▶ TO DO: Print every record below exactly as written.

[Dataset entries]
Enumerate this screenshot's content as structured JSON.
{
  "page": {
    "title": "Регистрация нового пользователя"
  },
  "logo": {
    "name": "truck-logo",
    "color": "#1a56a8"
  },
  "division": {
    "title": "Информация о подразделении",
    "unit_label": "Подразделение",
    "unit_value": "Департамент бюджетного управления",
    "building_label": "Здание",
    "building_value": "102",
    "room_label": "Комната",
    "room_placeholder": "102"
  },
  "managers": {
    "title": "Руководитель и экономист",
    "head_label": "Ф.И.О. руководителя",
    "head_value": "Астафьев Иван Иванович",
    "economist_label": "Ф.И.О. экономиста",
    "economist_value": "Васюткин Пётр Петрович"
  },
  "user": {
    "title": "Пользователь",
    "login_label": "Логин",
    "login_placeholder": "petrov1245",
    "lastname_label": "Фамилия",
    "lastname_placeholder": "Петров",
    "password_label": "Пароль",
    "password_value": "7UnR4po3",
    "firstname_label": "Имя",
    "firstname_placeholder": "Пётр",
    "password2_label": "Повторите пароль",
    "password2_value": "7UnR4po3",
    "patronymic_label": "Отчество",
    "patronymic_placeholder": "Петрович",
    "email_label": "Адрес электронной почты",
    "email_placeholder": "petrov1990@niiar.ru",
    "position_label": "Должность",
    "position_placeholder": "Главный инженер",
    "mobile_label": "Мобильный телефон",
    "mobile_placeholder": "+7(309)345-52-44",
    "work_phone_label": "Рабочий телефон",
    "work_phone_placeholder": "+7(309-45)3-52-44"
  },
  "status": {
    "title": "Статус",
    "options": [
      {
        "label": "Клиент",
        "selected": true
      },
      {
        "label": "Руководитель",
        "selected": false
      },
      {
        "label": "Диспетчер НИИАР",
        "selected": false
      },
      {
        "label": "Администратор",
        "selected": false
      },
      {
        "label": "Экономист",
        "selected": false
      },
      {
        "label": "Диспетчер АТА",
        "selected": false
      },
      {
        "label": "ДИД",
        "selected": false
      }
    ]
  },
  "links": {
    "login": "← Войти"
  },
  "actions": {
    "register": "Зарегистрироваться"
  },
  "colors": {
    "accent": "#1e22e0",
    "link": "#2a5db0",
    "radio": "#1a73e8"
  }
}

▶ OUTPUT BELOW:
Enumerate this screenshot's content as structured JSON.
{
  "page": {
    "title": "Регистрация нового пользователя"
  },
  "logo": {
    "name": "truck-logo",
    "color": "#1a56a8"
  },
  "division": {
    "title": "Информация о подразделении",
    "unit_label": "Подразделение",
    "unit_value": "Департамент бюджетного управления",
    "building_label": "Здание",
    "building_value": "102",
    "room_label": "Комната",
    "room_placeholder": "102"
  },
  "managers": {
    "title": "Руководитель и экономист",
    "head_label": "Ф.И.О. руководителя",
    "head_value": "Астафьев Иван Иванович",
    "economist_label": "Ф.И.О. экономиста",
    "economist_value": "Васюткин Пётр Петрович"
  },
  "user": {
    "title": "Пользователь",
    "login_label": "Логин",
    "login_placeholder": "petrov1245",
    "lastname_label": "Фамилия",
    "lastname_placeholder": "Петров",
    "password_label": "Пароль",
    "password_value": "7UnR4po3",
    "firstname_label": "Имя",
    "firstname_placeholder": "Пётр",
    "password2_label": "Повторите пароль",
    "password2_value": "7UnR4po3",
    "patronymic_label": "Отчество",
    "patronymic_placeholder": "Петрович",
    "email_label": "Адрес электронной почты",
    "email_placeholder": "petrov1990@niiar.ru",
    "position_label": "Должность",
    "position_placeholder": "Главный инженер",
    "mobile_label": "Мобильный телефон",
    "mobile_placeholder": "+7(309)345-52-44",
    "work_phone_label": "Рабочий телефон",
    "work_phone_placeholder": "+7(309-45)3-52-44"
  },
  "status": {
    "title": "Статус",
    "options": [
      {
        "label": "Клиент",
        "selected": true
      },
      {
        "label": "Руководитель",
        "selected": false
      },
      {
        "label": "Диспетчер НИИАР",
        "selected": false
      },
      {
        "label": "Администратор",
        "selected": false
      },
      {
        "label": "Экономист",
        "selected": false
      },
      {
        "label": "Диспетчер АТА",
        "selected": false
      },
      {
        "label": "ДИД",
        "selected": false
      }
    ]
  },
  "links": {
    "login": "← Войти"
  },
  "actions": {
    "register": "Зарегистрироваться"
  },
  "colors": {
    "accent": "#1e22e0",
    "link": "#2a5db0",
    "radio": "#1a73e8"
  }
}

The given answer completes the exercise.